• [Exercise input]:
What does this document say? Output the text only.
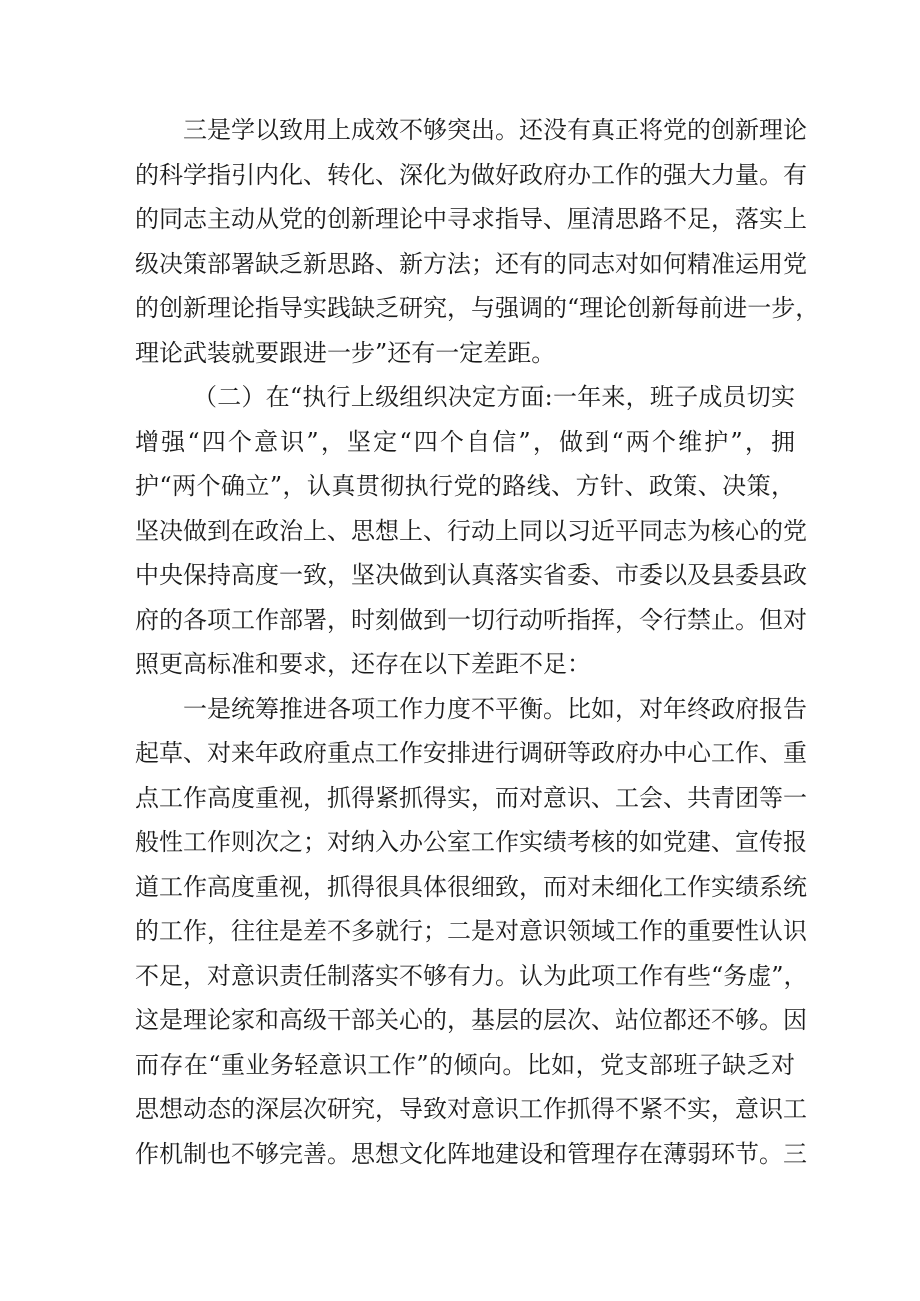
三是学以致用上成效不够突出。还没有真正将党的创新理论
的科学指引内化、转化、深化为做好政府办工作的强大力量。有
的同志主动从党的创新理论中寻求指导、厘清思路不足，落实上
级决策部署缺乏新思路、新方法；还有的同志对如何精准运用党
的创新理论指导实践缺乏研究，与强调的“理论创新每前进一步，
理论武装就要跟进一步”还有一定差距。
（二）在“执行上级组织决定方面:一年来，班子成员切实
增强“四个意识”，坚定“四个自信”，做到“两个维护”，拥
护“两个确立”，认真贯彻执行党的路线、方针、政策、决策，
坚决做到在政治上、思想上、行动上同以习近平同志为核心的党
中央保持高度一致，坚决做到认真落实省委、市委以及县委县政
府的各项工作部署，时刻做到一切行动听指挥，令行禁止。但对
照更高标准和要求，还存在以下差距不足：
一是统筹推进各项工作力度不平衡。比如，对年终政府报告
起草、对来年政府重点工作安排进行调研等政府办中心工作、重
点工作高度重视，抓得紧抓得实，而对意识、工会、共青团等一
般性工作则次之；对纳入办公室工作实绩考核的如党建、宣传报
道工作高度重视，抓得很具体很细致，而对未细化工作实绩系统
的工作，往往是差不多就行；二是对意识领域工作的重要性认识
不足，对意识责任制落实不够有力。认为此项工作有些“务虚”，
这是理论家和高级干部关心的，基层的层次、站位都还不够。因
而存在“重业务轻意识工作”的倾向。比如，党支部班子缺乏对
思想动态的深层次研究，导致对意识工作抓得不紧不实，意识工
作机制也不够完善。思想文化阵地建设和管理存在薄弱环节。三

• [What the exercise asks]: Output the entries above exactly, without their pictures.

• [Written solution]:
What does this document say? Output the text only.
三是学以致用上成效不够突出。还没有真正将党的创新理论
的科学指引内化、转化、深化为做好政府办工作的强大力量。有
的同志主动从党的创新理论中寻求指导、厘清思路不足，落实上
级决策部署缺乏新思路、新方法；还有的同志对如何精准运用党
的创新理论指导实践缺乏研究，与强调的“理论创新每前进一步，
理论武装就要跟进一步”还有一定差距。
（二）在“执行上级组织决定方面:一年来，班子成员切实
增强“四个意识”，坚定“四个自信”，做到“两个维护”，拥
护“两个确立”，认真贯彻执行党的路线、方针、政策、决策，
坚决做到在政治上、思想上、行动上同以习近平同志为核心的党
中央保持高度一致，坚决做到认真落实省委、市委以及县委县政
府的各项工作部署，时刻做到一切行动听指挥，令行禁止。但对
照更高标准和要求，还存在以下差距不足：
一是统筹推进各项工作力度不平衡。比如，对年终政府报告
起草、对来年政府重点工作安排进行调研等政府办中心工作、重
点工作高度重视，抓得紧抓得实，而对意识、工会、共青团等一
般性工作则次之；对纳入办公室工作实绩考核的如党建、宣传报
道工作高度重视，抓得很具体很细致，而对未细化工作实绩系统
的工作，往往是差不多就行；二是对意识领域工作的重要性认识
不足，对意识责任制落实不够有力。认为此项工作有些“务虚”，
这是理论家和高级干部关心的，基层的层次、站位都还不够。因
而存在“重业务轻意识工作”的倾向。比如，党支部班子缺乏对
思想动态的深层次研究，导致对意识工作抓得不紧不实，意识工
作机制也不够完善。思想文化阵地建设和管理存在薄弱环节。三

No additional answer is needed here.